Collected data entries:

━━━

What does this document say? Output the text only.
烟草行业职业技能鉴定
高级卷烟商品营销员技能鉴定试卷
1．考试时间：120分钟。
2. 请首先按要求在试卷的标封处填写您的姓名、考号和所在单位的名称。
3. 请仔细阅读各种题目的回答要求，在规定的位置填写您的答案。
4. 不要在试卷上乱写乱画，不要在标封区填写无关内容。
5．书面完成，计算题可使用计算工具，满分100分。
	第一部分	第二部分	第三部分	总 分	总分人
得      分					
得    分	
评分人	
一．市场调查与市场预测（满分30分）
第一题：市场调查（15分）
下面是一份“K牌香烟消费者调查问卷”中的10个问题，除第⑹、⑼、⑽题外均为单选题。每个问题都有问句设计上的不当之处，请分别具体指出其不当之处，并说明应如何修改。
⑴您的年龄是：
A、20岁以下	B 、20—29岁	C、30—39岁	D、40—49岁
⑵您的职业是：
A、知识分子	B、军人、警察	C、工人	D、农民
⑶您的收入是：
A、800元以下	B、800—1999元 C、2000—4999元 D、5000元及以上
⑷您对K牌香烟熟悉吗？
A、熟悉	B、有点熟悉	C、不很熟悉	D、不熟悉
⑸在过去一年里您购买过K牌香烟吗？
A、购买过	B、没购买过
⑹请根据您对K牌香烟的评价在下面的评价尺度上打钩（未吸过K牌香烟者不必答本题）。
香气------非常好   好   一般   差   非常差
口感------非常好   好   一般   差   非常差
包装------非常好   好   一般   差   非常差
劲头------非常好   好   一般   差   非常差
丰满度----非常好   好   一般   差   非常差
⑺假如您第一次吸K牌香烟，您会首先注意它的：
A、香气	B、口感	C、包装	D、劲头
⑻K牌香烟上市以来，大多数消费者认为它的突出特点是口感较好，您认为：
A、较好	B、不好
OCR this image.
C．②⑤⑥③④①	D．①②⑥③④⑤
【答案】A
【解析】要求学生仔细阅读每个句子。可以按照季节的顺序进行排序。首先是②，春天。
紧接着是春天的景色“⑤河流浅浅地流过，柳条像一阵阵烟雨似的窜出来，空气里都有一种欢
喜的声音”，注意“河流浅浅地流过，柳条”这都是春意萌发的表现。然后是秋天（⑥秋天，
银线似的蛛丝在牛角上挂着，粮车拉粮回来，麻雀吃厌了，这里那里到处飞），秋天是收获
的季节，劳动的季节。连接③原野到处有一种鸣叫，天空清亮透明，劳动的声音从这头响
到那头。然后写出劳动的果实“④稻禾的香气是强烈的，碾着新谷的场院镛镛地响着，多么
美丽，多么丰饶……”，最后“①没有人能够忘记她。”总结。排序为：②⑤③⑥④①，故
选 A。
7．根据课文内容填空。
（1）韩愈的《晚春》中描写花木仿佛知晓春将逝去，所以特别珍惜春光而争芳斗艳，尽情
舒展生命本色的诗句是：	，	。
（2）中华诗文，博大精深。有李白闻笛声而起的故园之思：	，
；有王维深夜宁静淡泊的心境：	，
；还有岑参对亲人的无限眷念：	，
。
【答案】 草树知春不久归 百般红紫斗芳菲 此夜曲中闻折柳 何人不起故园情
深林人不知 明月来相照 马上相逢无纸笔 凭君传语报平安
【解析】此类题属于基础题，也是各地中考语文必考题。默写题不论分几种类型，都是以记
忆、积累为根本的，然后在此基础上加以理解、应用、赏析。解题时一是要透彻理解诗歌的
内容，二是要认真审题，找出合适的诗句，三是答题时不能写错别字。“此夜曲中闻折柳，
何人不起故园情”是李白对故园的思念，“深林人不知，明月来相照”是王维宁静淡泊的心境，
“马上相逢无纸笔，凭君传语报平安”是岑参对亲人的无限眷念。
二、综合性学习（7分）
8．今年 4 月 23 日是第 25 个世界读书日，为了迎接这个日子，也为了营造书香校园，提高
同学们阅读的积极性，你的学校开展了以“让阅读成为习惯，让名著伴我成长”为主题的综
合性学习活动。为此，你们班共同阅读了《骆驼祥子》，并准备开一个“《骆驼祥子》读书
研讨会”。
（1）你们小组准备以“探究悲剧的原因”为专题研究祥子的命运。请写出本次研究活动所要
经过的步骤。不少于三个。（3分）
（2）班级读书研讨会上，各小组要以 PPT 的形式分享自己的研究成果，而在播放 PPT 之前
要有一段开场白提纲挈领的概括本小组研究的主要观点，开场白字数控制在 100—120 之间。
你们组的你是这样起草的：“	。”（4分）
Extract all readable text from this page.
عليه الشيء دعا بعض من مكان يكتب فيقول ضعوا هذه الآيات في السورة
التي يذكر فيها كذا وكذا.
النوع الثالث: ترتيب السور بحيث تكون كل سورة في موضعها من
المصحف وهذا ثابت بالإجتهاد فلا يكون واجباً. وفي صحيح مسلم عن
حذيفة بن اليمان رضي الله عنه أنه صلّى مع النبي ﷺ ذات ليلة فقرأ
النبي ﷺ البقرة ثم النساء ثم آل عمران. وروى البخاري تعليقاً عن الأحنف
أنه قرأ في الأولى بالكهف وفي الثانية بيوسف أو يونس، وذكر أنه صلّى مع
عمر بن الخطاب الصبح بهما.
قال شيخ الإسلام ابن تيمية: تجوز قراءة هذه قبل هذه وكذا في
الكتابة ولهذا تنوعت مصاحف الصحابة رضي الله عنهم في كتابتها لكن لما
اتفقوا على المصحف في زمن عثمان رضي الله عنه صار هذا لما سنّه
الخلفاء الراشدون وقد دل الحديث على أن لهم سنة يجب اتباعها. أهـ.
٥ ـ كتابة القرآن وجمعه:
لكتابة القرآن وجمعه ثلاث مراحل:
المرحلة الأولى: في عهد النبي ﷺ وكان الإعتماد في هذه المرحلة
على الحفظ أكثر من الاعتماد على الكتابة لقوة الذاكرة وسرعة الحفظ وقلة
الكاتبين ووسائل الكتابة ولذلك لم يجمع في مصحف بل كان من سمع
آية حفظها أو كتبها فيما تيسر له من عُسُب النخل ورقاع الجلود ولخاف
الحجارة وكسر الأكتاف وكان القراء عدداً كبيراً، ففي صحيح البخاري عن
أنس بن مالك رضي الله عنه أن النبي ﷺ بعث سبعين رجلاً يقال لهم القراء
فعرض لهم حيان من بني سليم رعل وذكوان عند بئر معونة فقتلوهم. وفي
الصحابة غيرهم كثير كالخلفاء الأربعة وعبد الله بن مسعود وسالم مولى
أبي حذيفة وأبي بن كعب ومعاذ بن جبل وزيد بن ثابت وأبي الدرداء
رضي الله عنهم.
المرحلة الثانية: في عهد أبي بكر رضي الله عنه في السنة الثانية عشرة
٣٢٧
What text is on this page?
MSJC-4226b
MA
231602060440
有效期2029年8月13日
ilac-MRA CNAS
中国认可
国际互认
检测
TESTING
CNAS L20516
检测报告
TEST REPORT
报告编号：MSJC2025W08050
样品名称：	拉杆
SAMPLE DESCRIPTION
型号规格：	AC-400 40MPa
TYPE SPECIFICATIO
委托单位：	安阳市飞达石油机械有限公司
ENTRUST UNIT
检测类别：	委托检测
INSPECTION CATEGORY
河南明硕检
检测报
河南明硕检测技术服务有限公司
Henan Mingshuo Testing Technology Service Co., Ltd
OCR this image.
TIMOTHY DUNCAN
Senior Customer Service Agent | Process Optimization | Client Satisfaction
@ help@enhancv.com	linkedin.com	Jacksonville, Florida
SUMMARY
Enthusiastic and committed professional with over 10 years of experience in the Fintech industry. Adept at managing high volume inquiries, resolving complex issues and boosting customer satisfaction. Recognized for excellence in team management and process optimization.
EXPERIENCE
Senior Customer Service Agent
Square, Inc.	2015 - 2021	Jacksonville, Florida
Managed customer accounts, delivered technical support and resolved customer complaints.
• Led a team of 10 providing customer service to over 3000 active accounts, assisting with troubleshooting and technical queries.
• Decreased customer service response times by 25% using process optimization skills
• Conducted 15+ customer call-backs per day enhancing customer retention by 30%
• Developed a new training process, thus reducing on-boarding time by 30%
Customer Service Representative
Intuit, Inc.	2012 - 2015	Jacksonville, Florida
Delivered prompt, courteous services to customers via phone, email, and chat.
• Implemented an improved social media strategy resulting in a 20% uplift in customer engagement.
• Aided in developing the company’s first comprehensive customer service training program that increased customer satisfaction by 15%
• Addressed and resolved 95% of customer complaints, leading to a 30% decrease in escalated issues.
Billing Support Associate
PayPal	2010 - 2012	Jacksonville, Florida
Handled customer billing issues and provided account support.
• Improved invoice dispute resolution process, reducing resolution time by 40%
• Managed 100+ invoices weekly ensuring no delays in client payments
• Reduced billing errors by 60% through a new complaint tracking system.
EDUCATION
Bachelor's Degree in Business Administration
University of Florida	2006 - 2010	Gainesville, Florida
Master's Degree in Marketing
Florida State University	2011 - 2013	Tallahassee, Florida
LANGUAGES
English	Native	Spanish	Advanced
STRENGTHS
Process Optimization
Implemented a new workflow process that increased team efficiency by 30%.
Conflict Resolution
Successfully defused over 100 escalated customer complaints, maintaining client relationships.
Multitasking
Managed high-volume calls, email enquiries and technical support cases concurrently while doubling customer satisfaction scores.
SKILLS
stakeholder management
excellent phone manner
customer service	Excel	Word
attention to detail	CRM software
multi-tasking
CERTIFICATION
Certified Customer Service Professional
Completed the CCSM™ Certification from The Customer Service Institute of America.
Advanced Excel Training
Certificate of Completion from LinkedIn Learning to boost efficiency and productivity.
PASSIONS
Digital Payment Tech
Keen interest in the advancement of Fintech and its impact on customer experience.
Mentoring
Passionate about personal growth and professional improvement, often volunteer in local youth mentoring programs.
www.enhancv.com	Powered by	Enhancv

━━━

From the listing above, collect every line that mentions the word "الأولى".

→ **RIGHT ANSWER**:
أنه قرأ في الأولى بالكهف وفي الثانية بيوسف أو يونس، وذكر أنه صلّى مع
المرحلة الأولى: في عهد النبي ﷺ وكان الإعتماد في هذه المرحلة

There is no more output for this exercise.